Information supplied -
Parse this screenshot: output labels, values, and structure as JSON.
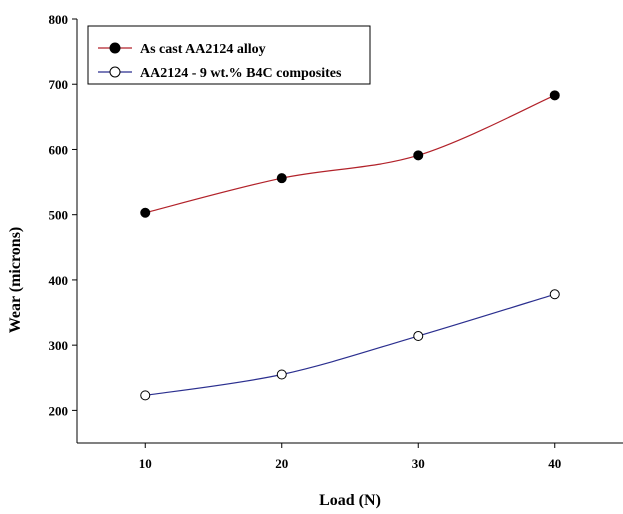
{
  "chart_data": {
    "type": "line",
    "x": [
      10,
      20,
      30,
      40
    ],
    "xticks": [
      10,
      20,
      30,
      40
    ],
    "yticks": [
      200,
      300,
      400,
      500,
      600,
      700,
      800
    ],
    "xlim": [
      5,
      45
    ],
    "ylim": [
      150,
      800
    ],
    "xlabel": "Load (N)",
    "ylabel": "Wear (microns)",
    "grid": false,
    "legend_position": "top-left",
    "series": [
      {
        "name": "As cast AA2124 alloy",
        "values": [
          503,
          556,
          591,
          683
        ],
        "color": "#b2222a",
        "marker": "filled-circle"
      },
      {
        "name": "AA2124 - 9 wt.% B4C composites",
        "values": [
          223,
          255,
          314,
          378
        ],
        "color": "#2b2f8f",
        "marker": "open-circle"
      }
    ]
  }
}
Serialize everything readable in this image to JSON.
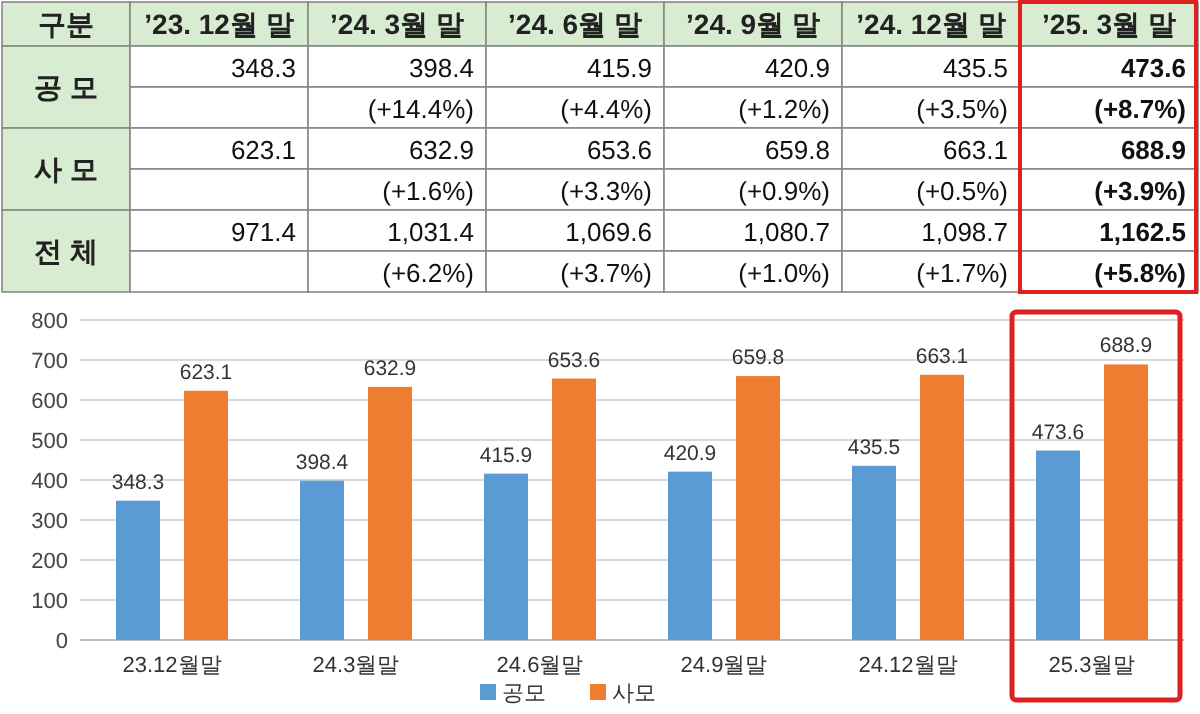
{
  "chart_data": [
    {
      "type": "other",
      "annotations": [
        "구분",
        "’23. 12월 말",
        "’24. 3월 말",
        "’24. 6월 말",
        "’24. 9월 말",
        "’24. 12월 말",
        "’25. 3월 말",
        "공 모",
        "348.3",
        "398.4",
        "415.9",
        "420.9",
        "435.5",
        "473.6",
        "(+14.4%)",
        "(+4.4%)",
        "(+1.2%)",
        "(+3.5%)",
        "(+8.7%)",
        "사 모",
        "623.1",
        "632.9",
        "653.6",
        "659.8",
        "663.1",
        "688.9",
        "(+1.6%)",
        "(+3.3%)",
        "(+0.9%)",
        "(+0.5%)",
        "(+3.9%)",
        "전 체",
        "971.4",
        "1,031.4",
        "1,069.6",
        "1,080.7",
        "1,098.7",
        "1,162.5",
        "(+6.2%)",
        "(+3.7%)",
        "(+1.0%)",
        "(+1.7%)",
        "(+5.8%)"
      ]
    },
    {
      "type": "bar",
      "categories": [
        "23.12월말",
        "24.3월말",
        "24.6월말",
        "24.9월말",
        "24.12월말",
        "25.3월말"
      ],
      "series": [
        {
          "name": "공모",
          "color": "#5b9bd5",
          "values": [
            348.3,
            398.4,
            415.9,
            420.9,
            435.5,
            473.6
          ]
        },
        {
          "name": "사모",
          "color": "#ed7d31",
          "values": [
            623.1,
            632.9,
            653.6,
            659.8,
            663.1,
            688.9
          ]
        }
      ],
      "ylim": [
        0,
        800
      ],
      "yticks": [
        0,
        100,
        200,
        300,
        400,
        500,
        600,
        700,
        800
      ],
      "grid": "y",
      "legend": "bottom",
      "data_labels": true
    }
  ]
}
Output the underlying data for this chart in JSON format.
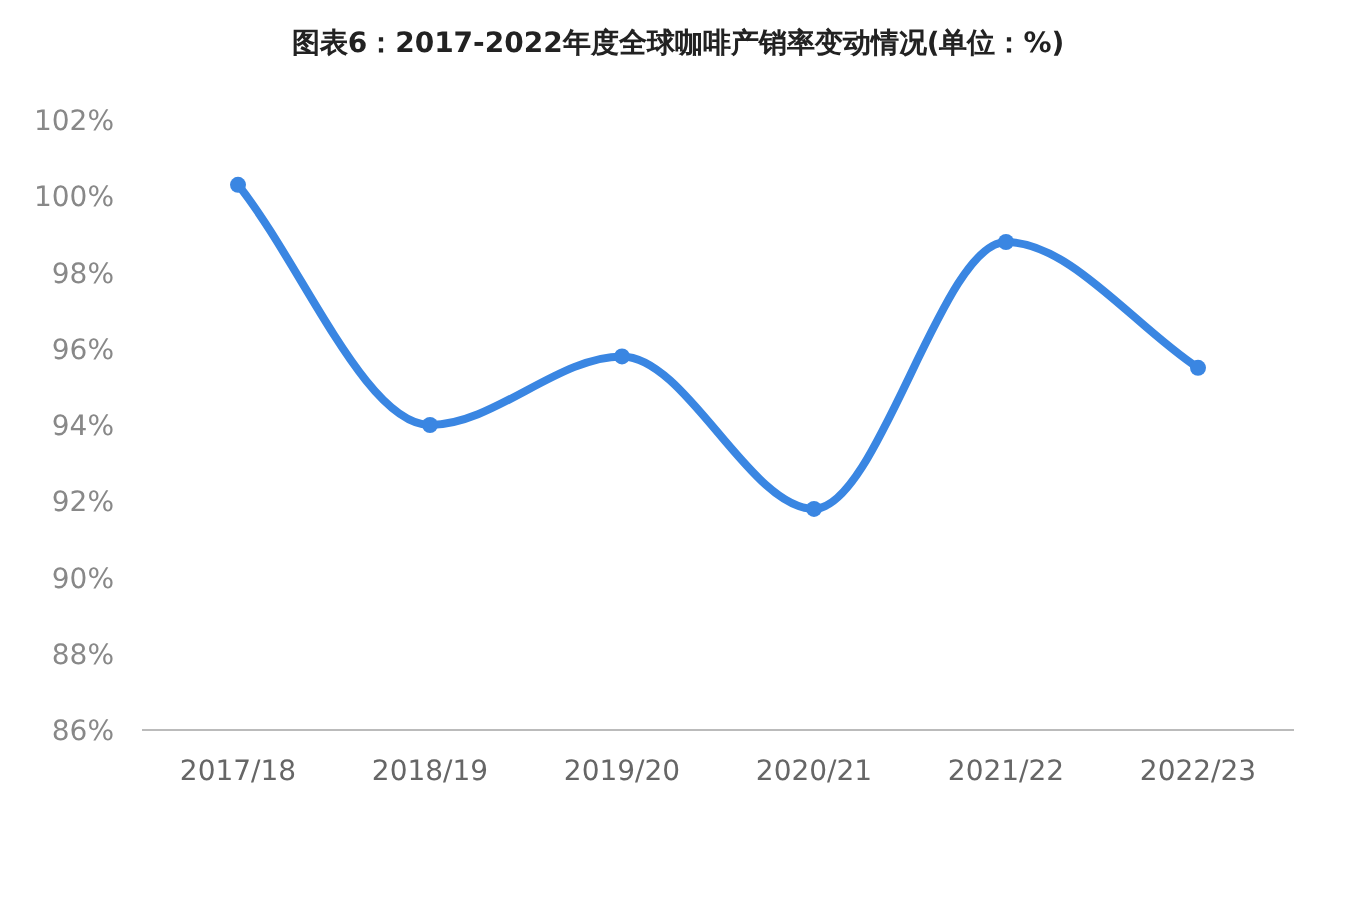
{
  "chart_data": {
    "type": "line",
    "title": "图表6：2017-2022年度全球咖啡产销率变动情况(单位：%)",
    "categories": [
      "2017/18",
      "2018/19",
      "2019/20",
      "2020/21",
      "2021/22",
      "2022/23"
    ],
    "series": [
      {
        "color": "#3a86e2",
        "values": [
          100.3,
          94.0,
          95.8,
          91.8,
          98.8,
          95.5
        ]
      }
    ],
    "ylim": [
      86,
      102
    ],
    "yticks": [
      {
        "value": 86,
        "label": "86%"
      },
      {
        "value": 88,
        "label": "88%"
      },
      {
        "value": 90,
        "label": "90%"
      },
      {
        "value": 92,
        "label": "92%"
      },
      {
        "value": 94,
        "label": "94%"
      },
      {
        "value": 96,
        "label": "96%"
      },
      {
        "value": 98,
        "label": "98%"
      },
      {
        "value": 100,
        "label": "100%"
      },
      {
        "value": 102,
        "label": "102%"
      }
    ],
    "marker": "circle",
    "line_style": "solid"
  }
}
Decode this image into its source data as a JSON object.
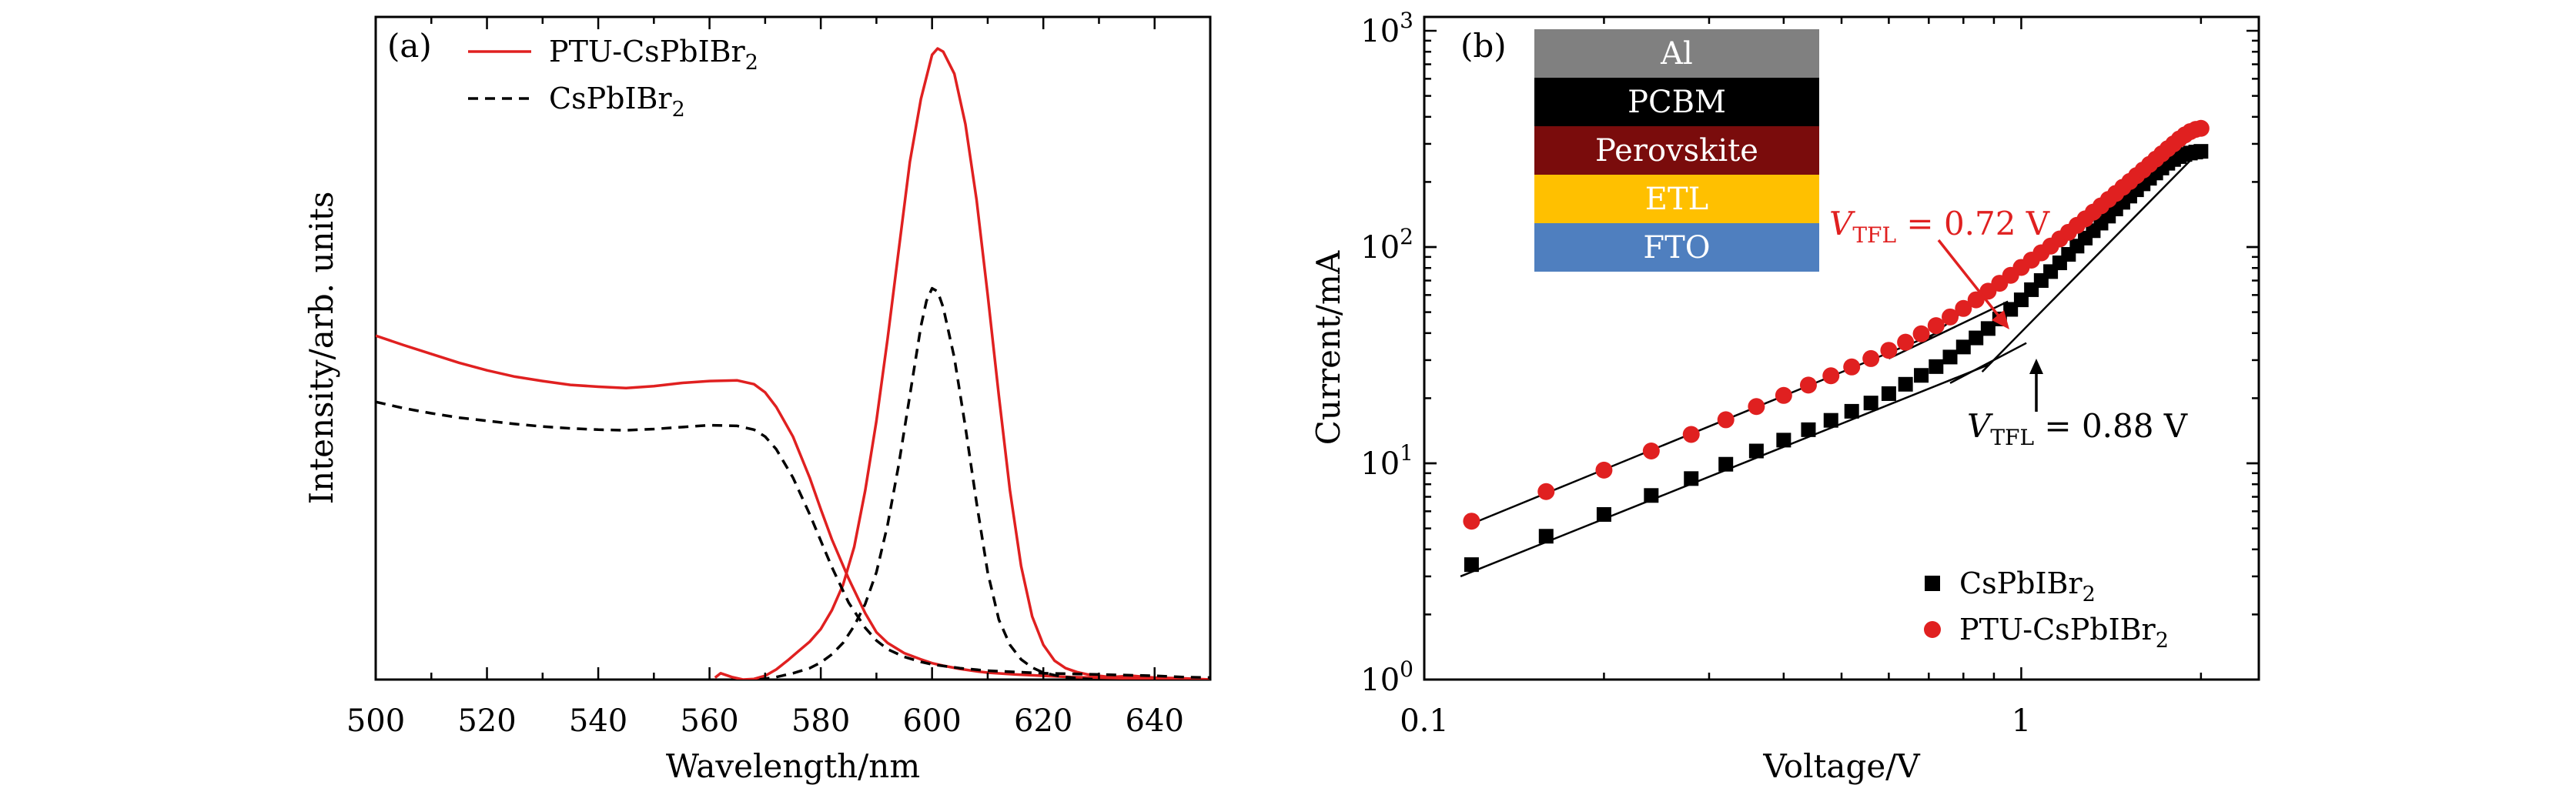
{
  "colors": {
    "red": "#e02020",
    "black": "#000000"
  },
  "chart_data": [
    {
      "panel_label": "(a)",
      "type": "line",
      "xlabel": "Wavelength/nm",
      "ylabel": "Intensity/arb. units",
      "xlim": [
        500,
        650
      ],
      "ylim": [
        0,
        1.0
      ],
      "x_ticks": [
        "500",
        "520",
        "540",
        "560",
        "580",
        "600",
        "620",
        "640"
      ],
      "legend_position": "top-left",
      "series": [
        {
          "name": "PTU-CsPbIBr",
          "name_sub": "2",
          "color": "#e02020",
          "style": "solid",
          "curves": [
            {
              "kind": "absorption",
              "x": [
                500,
                505,
                510,
                515,
                520,
                525,
                530,
                535,
                540,
                545,
                550,
                555,
                560,
                565,
                568,
                570,
                572,
                575,
                578,
                580,
                582,
                585,
                588,
                590,
                592,
                595,
                598,
                600,
                602,
                605,
                608,
                610,
                615,
                620,
                625,
                630,
                635,
                640,
                645,
                650
              ],
              "y": [
                0.545,
                0.53,
                0.516,
                0.502,
                0.49,
                0.48,
                0.473,
                0.467,
                0.464,
                0.462,
                0.465,
                0.47,
                0.473,
                0.474,
                0.468,
                0.455,
                0.432,
                0.385,
                0.32,
                0.27,
                0.222,
                0.16,
                0.105,
                0.075,
                0.058,
                0.042,
                0.032,
                0.026,
                0.022,
                0.017,
                0.013,
                0.011,
                0.008,
                0.006,
                0.004,
                0.003,
                0.002,
                0.001,
                0.001,
                0.0
              ]
            },
            {
              "kind": "emission",
              "x": [
                561,
                562,
                564,
                566,
                568,
                570,
                572,
                574,
                576,
                578,
                580,
                582,
                584,
                586,
                588,
                590,
                592,
                594,
                596,
                598,
                600,
                601,
                602,
                604,
                606,
                608,
                610,
                612,
                614,
                616,
                618,
                620,
                622,
                624,
                626,
                628,
                630,
                632,
                636,
                640,
                645,
                650
              ],
              "y": [
                0.003,
                0.01,
                0.004,
                0.0,
                0.001,
                0.006,
                0.016,
                0.03,
                0.045,
                0.06,
                0.08,
                0.11,
                0.15,
                0.21,
                0.3,
                0.41,
                0.54,
                0.68,
                0.82,
                0.92,
                0.99,
                1.0,
                0.995,
                0.96,
                0.88,
                0.76,
                0.61,
                0.45,
                0.3,
                0.18,
                0.1,
                0.055,
                0.03,
                0.018,
                0.012,
                0.008,
                0.006,
                0.004,
                0.006,
                0.003,
                0.002,
                0.0
              ]
            }
          ]
        },
        {
          "name": "CsPbIBr",
          "name_sub": "2",
          "color": "#000000",
          "style": "dashed",
          "curves": [
            {
              "kind": "absorption",
              "x": [
                500,
                505,
                510,
                515,
                520,
                525,
                530,
                535,
                540,
                545,
                550,
                555,
                560,
                565,
                568,
                570,
                572,
                575,
                578,
                580,
                582,
                585,
                588,
                590,
                592,
                595,
                598,
                600,
                605,
                610,
                615,
                620,
                625,
                630,
                635,
                640,
                645,
                650
              ],
              "y": [
                0.44,
                0.43,
                0.422,
                0.415,
                0.41,
                0.405,
                0.401,
                0.398,
                0.396,
                0.395,
                0.397,
                0.4,
                0.403,
                0.402,
                0.396,
                0.385,
                0.365,
                0.32,
                0.262,
                0.22,
                0.178,
                0.122,
                0.082,
                0.062,
                0.048,
                0.036,
                0.028,
                0.024,
                0.018,
                0.014,
                0.012,
                0.01,
                0.009,
                0.008,
                0.007,
                0.006,
                0.004,
                0.003
              ]
            },
            {
              "kind": "emission",
              "x": [
                569,
                572,
                575,
                578,
                580,
                582,
                584,
                586,
                588,
                590,
                592,
                594,
                596,
                598,
                599,
                600,
                601,
                602,
                604,
                606,
                608,
                610,
                612,
                614,
                616,
                618,
                620,
                622,
                624,
                626,
                628,
                630
              ],
              "y": [
                0.0,
                0.004,
                0.01,
                0.018,
                0.027,
                0.04,
                0.058,
                0.085,
                0.12,
                0.17,
                0.245,
                0.34,
                0.45,
                0.56,
                0.6,
                0.62,
                0.615,
                0.59,
                0.51,
                0.4,
                0.28,
                0.17,
                0.095,
                0.055,
                0.032,
                0.019,
                0.011,
                0.007,
                0.004,
                0.002,
                0.001,
                0.0
              ]
            }
          ]
        }
      ]
    },
    {
      "panel_label": "(b)",
      "type": "scatter",
      "xlabel": "Voltage/V",
      "ylabel": "Current/mA",
      "x_scale": "log",
      "y_scale": "log",
      "xlim": [
        0.1,
        2.5
      ],
      "ylim": [
        1,
        1000
      ],
      "x_ticks": [
        "0.1",
        "1"
      ],
      "y_ticks": [
        {
          "base": "10",
          "exp": "0"
        },
        {
          "base": "10",
          "exp": "1"
        },
        {
          "base": "10",
          "exp": "2"
        },
        {
          "base": "10",
          "exp": "3"
        }
      ],
      "legend_position": "bottom-right",
      "device_stack": [
        "Al",
        "PCBM",
        "Perovskite",
        "ETL",
        "FTO"
      ],
      "device_stack_colors": [
        "#808080",
        "#000000",
        "#7a0c0c",
        "#ffc000",
        "#4f7fbf"
      ],
      "device_stack_text_colors": [
        "#ffffff",
        "#ffffff",
        "#ffffff",
        "#ffffff",
        "#ffffff"
      ],
      "annotations": [
        {
          "prefix": "V",
          "sub": "TFL",
          "text": " = 0.72 V",
          "color": "#e02020",
          "at_x": 0.72
        },
        {
          "prefix": "V",
          "sub": "TFL",
          "text": " = 0.88 V",
          "color": "#000000",
          "at_x": 0.88
        }
      ],
      "series": [
        {
          "name": "CsPbIBr",
          "name_sub": "2",
          "marker": "square",
          "color": "#000000",
          "x": [
            0.12,
            0.16,
            0.2,
            0.24,
            0.28,
            0.32,
            0.36,
            0.4,
            0.44,
            0.48,
            0.52,
            0.56,
            0.6,
            0.64,
            0.68,
            0.72,
            0.76,
            0.8,
            0.84,
            0.88,
            0.92,
            0.96,
            1.0,
            1.04,
            1.08,
            1.12,
            1.16,
            1.2,
            1.24,
            1.28,
            1.32,
            1.36,
            1.4,
            1.44,
            1.48,
            1.52,
            1.56,
            1.6,
            1.64,
            1.68,
            1.72,
            1.76,
            1.8,
            1.84,
            1.88,
            1.92,
            1.96,
            2.0
          ],
          "y": [
            3.4,
            4.6,
            5.8,
            7.1,
            8.5,
            9.9,
            11.4,
            12.8,
            14.3,
            15.8,
            17.4,
            19.0,
            21.0,
            23.2,
            25.5,
            28.0,
            31.0,
            34.5,
            38.0,
            42.0,
            46.5,
            51.5,
            57.0,
            63.5,
            70.0,
            77.0,
            84.5,
            92.5,
            101.0,
            110.0,
            119.0,
            129.0,
            139.0,
            150.0,
            161.0,
            172.0,
            184.0,
            196.0,
            208.0,
            220.0,
            232.0,
            244.0,
            254.0,
            262.0,
            268.0,
            272.0,
            275.0,
            277.0
          ]
        },
        {
          "name": "PTU-CsPbIBr",
          "name_sub": "2",
          "marker": "circle",
          "color": "#e02020",
          "x": [
            0.12,
            0.16,
            0.2,
            0.24,
            0.28,
            0.32,
            0.36,
            0.4,
            0.44,
            0.48,
            0.52,
            0.56,
            0.6,
            0.64,
            0.68,
            0.72,
            0.76,
            0.8,
            0.84,
            0.88,
            0.92,
            0.96,
            1.0,
            1.04,
            1.08,
            1.12,
            1.16,
            1.2,
            1.24,
            1.28,
            1.32,
            1.36,
            1.4,
            1.44,
            1.48,
            1.52,
            1.56,
            1.6,
            1.64,
            1.68,
            1.72,
            1.76,
            1.8,
            1.84,
            1.88,
            1.92,
            1.96,
            2.0
          ],
          "y": [
            5.4,
            7.4,
            9.3,
            11.4,
            13.6,
            15.9,
            18.3,
            20.6,
            23.0,
            25.4,
            27.9,
            30.5,
            33.3,
            36.3,
            39.7,
            43.3,
            47.5,
            52.0,
            57.0,
            62.5,
            68.0,
            74.0,
            80.5,
            87.0,
            94.0,
            101.0,
            109.0,
            117.0,
            126.0,
            135.0,
            145.0,
            155.0,
            166.0,
            177.0,
            189.0,
            201.0,
            214.0,
            227.0,
            241.0,
            255.0,
            270.0,
            285.0,
            300.0,
            316.0,
            330.0,
            342.0,
            350.0,
            354.0
          ]
        }
      ]
    }
  ]
}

What you are asked to do - Find every line in the records that has the string "this", then state how many there are and nothing else.

Problem solution - 4